▶ Input records:
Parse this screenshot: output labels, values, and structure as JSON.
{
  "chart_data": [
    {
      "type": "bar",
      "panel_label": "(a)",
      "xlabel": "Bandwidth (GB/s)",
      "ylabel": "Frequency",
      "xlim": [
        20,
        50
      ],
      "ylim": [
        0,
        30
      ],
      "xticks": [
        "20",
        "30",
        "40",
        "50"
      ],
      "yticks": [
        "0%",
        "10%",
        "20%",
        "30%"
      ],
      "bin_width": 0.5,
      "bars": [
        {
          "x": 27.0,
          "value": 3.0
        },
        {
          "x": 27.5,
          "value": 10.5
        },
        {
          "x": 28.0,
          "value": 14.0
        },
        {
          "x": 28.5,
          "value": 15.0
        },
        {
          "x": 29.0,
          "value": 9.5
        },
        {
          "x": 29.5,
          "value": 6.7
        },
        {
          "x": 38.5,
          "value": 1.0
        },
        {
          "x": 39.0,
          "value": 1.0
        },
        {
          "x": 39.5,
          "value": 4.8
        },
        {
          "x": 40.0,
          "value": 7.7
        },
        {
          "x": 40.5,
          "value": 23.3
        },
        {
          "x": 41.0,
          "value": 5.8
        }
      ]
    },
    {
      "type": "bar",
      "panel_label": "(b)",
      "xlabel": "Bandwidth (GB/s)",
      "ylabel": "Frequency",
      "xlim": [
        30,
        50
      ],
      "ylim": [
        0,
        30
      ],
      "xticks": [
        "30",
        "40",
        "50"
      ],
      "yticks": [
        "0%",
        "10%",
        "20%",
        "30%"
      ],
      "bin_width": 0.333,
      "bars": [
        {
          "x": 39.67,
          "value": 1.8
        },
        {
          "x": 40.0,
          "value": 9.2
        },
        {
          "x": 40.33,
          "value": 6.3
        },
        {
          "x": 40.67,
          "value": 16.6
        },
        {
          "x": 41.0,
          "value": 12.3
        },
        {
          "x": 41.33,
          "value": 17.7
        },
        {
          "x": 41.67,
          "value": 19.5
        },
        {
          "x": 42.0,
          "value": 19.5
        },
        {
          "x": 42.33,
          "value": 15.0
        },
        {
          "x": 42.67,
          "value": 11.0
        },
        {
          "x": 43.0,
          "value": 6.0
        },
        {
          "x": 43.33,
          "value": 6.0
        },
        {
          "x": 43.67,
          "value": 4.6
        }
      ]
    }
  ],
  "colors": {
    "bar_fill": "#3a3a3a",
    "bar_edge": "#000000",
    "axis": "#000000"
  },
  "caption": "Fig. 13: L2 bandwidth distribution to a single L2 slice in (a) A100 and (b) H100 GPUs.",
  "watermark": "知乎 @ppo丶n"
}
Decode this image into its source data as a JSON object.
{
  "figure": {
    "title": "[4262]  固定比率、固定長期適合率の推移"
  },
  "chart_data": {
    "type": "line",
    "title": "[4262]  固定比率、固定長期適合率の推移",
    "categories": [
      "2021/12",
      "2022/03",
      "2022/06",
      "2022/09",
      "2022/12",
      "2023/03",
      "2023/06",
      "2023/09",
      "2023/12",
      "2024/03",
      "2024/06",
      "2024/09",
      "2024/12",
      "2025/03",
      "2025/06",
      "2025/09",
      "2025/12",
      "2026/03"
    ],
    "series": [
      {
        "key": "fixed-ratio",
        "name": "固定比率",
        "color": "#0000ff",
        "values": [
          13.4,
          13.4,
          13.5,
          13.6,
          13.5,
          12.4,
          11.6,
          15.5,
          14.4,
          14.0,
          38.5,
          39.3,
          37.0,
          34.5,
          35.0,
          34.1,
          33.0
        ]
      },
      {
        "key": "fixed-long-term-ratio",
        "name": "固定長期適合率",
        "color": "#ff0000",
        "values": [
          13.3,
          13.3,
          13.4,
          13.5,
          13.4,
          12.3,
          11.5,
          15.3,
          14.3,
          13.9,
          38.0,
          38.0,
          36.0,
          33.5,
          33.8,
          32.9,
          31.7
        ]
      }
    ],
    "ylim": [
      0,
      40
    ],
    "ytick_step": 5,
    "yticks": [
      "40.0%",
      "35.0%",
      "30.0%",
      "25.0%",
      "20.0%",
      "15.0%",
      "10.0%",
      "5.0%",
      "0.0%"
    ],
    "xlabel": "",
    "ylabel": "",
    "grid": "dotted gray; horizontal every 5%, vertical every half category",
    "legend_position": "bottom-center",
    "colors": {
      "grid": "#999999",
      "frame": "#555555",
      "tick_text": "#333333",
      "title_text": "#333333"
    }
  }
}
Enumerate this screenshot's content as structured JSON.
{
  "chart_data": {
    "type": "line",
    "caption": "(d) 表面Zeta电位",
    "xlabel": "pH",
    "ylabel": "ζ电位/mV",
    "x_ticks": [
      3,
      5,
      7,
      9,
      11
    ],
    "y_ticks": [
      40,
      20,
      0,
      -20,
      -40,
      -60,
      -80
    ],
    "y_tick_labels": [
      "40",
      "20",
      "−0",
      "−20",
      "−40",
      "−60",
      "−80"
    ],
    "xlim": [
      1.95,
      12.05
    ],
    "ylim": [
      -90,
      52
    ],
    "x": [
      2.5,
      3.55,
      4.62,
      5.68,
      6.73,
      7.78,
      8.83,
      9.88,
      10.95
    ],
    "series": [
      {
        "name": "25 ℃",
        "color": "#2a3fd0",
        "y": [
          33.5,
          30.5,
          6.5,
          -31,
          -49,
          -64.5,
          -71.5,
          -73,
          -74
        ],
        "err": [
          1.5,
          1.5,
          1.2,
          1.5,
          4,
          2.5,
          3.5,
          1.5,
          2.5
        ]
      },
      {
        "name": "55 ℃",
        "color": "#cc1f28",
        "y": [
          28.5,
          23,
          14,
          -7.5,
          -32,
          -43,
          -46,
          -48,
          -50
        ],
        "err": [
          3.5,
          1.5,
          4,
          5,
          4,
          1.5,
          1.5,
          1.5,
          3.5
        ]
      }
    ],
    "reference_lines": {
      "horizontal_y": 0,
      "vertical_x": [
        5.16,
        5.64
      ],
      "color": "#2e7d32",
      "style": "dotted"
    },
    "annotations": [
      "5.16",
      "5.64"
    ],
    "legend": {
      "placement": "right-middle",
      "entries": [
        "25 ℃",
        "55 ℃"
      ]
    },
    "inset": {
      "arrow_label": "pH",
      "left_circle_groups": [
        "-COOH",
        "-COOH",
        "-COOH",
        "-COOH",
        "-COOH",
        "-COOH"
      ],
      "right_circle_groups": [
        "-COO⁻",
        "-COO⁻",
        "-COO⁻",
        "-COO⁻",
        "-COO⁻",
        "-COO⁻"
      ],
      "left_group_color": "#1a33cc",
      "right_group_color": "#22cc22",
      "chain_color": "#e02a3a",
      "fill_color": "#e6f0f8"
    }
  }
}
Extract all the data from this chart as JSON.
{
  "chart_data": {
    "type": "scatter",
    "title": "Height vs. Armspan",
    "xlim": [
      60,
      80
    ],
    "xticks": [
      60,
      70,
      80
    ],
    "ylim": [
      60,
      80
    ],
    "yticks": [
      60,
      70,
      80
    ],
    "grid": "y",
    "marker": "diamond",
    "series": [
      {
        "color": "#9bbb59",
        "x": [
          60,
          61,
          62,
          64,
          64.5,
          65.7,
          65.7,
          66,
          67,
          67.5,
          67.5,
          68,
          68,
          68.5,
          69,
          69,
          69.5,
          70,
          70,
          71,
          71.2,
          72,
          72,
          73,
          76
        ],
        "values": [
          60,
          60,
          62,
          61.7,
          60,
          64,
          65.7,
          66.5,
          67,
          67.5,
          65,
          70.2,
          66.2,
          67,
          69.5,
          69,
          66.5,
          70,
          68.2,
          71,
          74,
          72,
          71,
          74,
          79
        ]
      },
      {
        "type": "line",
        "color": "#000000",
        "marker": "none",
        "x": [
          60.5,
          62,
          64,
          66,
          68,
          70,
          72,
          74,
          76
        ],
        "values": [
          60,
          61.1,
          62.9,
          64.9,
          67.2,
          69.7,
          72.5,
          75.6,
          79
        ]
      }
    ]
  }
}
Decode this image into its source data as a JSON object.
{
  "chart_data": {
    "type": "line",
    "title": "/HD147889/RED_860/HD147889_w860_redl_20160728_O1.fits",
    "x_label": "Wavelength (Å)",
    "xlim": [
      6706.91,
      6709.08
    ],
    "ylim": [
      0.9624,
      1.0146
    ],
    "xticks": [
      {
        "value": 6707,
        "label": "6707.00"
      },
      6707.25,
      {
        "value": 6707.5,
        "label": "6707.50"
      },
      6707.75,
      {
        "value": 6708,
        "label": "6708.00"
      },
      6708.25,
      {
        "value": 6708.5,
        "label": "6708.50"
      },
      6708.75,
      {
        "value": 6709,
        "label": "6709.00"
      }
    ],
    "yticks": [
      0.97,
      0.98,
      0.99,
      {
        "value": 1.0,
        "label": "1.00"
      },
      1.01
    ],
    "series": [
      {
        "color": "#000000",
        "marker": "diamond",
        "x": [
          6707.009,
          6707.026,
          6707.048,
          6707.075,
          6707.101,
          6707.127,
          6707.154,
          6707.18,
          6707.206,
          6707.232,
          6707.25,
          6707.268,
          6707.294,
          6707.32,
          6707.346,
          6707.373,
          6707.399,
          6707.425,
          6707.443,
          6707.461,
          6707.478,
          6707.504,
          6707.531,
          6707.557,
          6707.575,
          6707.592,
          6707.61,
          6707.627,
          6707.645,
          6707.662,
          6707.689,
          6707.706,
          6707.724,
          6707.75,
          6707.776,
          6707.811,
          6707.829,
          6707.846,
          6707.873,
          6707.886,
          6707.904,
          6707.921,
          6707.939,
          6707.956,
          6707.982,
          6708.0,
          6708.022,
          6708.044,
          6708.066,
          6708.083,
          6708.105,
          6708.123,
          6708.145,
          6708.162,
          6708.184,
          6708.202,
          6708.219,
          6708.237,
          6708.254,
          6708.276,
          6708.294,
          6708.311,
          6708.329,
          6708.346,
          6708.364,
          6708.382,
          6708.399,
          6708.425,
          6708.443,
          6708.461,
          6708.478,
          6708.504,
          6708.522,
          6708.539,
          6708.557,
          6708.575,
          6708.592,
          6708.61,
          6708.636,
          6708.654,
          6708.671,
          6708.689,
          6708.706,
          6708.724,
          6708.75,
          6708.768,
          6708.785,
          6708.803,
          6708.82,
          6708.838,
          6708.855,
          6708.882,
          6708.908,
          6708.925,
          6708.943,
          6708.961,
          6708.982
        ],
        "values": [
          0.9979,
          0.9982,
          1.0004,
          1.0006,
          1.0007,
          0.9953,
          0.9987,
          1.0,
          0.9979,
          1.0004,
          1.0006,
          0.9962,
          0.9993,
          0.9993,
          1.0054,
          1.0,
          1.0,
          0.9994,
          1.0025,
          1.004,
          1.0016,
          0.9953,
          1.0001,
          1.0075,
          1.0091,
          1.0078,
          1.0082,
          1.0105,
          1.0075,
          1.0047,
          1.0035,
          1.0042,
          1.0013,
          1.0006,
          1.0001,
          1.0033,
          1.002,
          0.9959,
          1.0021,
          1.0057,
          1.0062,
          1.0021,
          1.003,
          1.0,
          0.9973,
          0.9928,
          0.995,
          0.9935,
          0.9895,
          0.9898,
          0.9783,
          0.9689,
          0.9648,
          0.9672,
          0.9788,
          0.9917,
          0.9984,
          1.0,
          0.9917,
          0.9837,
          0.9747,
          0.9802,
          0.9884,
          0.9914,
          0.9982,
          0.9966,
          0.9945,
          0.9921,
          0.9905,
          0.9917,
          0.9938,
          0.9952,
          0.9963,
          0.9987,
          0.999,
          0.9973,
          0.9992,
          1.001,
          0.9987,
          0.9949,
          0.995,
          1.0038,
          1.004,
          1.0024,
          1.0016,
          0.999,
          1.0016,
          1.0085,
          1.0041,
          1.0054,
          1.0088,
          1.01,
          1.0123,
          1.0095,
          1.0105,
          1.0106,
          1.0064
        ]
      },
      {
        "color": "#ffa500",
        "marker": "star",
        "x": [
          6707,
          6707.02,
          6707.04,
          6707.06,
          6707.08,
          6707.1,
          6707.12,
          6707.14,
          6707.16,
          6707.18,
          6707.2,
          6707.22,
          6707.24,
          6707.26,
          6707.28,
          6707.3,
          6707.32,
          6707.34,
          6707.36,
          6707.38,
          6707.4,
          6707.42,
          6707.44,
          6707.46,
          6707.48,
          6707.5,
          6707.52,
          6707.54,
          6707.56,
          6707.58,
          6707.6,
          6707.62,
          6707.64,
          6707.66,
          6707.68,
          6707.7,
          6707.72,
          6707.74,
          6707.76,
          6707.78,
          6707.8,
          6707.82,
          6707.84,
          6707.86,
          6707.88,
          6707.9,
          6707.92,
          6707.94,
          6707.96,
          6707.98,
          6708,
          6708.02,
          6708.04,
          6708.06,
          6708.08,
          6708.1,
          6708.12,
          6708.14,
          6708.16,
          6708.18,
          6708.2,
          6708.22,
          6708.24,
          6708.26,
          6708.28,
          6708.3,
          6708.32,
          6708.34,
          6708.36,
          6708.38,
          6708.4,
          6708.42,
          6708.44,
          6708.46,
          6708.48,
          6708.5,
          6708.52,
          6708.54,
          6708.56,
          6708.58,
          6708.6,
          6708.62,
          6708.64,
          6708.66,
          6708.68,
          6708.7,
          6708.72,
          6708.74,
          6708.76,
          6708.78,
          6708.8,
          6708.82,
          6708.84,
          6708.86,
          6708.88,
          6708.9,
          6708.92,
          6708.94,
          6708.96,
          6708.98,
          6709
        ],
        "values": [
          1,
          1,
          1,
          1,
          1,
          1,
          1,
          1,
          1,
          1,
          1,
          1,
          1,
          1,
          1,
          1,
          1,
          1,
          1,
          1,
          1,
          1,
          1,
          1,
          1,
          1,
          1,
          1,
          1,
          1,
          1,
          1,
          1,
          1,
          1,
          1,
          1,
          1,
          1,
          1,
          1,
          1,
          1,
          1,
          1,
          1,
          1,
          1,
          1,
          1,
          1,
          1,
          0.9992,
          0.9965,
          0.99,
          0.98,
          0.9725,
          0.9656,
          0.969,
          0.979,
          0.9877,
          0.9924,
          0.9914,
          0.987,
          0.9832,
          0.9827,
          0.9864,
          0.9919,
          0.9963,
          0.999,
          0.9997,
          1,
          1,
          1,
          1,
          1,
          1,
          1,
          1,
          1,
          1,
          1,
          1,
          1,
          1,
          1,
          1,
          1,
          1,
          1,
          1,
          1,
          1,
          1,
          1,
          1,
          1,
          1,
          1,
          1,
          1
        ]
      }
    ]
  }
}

▶ Exercise prompt: Count how many lines of the material hold the string "marker". Give the number and nothing more.

▶ Complete response: 4